Com a vinda da nova estudante e posteriormente da irmã dela, já que as duas preferiram ficar na mesma casa, éramos cinco mulheres. Foi uma época bem boa. Um mês em que eu tive ótimas companhias para passear, almoçar, rachar o taxi e conversar depois da balada, quando eu normalmente voltava querendo compartilhar as minhas impressões em português. A Nahyana e a Morgana se tornaram minhas grandes amigas e fizeram especial a minha estadia em C.T. Quando elas foram embora demos para a Rica um cartão de thank you e um porta retrato com a foto de nós cinco. Ambos ela exibe orgulhosa no aparador da sala de jantar.

O gatinho de três patas ainda tenta ser meu amigo. O destino me deu a chance de conviver com um bicho de estimação para ver se eu perco esse medo ridículo, mas confesso que não estou muito interessada, embora ele seja realmente um amor de criatura. Toda vez que vou para o sofá com meu prato de Sucrilhos ele vem sentar do meu lado. Como vou me encolhendo, ele dá meia-volta e sai fora. Um dia sentei no braço do sofá, perto dele, porque estava disposta a uma aproximação, e ele abanou com a patinha da frente, fazendo sinal de “vem”, me pedindo para chegar mais perto. Naquele dia eu desconfiei que ele lê pensamento. Ele decifra o nosso humor e sabe quando se aproximar sem ser inconveniente.

Outro dia eu estava sentada na cama e ele apareceu no meu quarto. Queria subir na cama, junto comigo. Eu olhei para ele e pensei, nãoooo, gatinho, aqui não, então ele subiu na ponta oposta da cama e lá ficou encolhido. Como viu que eu não dava bola, virou a cara para a parede. Eu queria fazer alguma coisa para ser legal com ele, então liguei o computador e botei Tom Jobim para ele escutar. Com certeza ele teria preferido que eu fizesse um carinho, mas este seria um passo muito grande para eu dar naquele momento. Ele ouviu de olhinhos fechados.

________________

* [INSTRUÇÕES DA TAREFA]: Transcreva literalmente o trecho do relato que começa em "O gatinho de" e termina em "sem ser inconveniente.". Os dados constituem material à parte, independente do relato.

* [DADOS]:
________________

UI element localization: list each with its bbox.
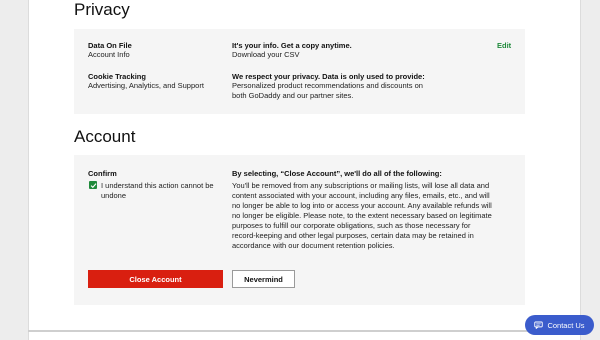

________________

* [RESPOSTA ABAIXO]:
O gatinho de três patas ainda tenta ser meu amigo. O destino me deu a chance de conviver com um bicho de estimação para ver se eu perco esse medo ridículo, mas confesso que não estou muito interessada, embora ele seja realmente um amor de criatura. Toda vez que vou para o sofá com meu prato de Sucrilhos ele vem sentar do meu lado. Como vou me encolhendo, ele dá meia-volta e sai fora. Um dia sentei no braço do sofá, perto dele, porque estava disposta a uma aproximação, e ele abanou com a patinha da frente, fazendo sinal de “vem”, me pedindo para chegar mais perto. Naquele dia eu desconfiei que ele lê pensamento. Ele decifra o nosso humor e sabe quando se aproximar sem ser inconveniente.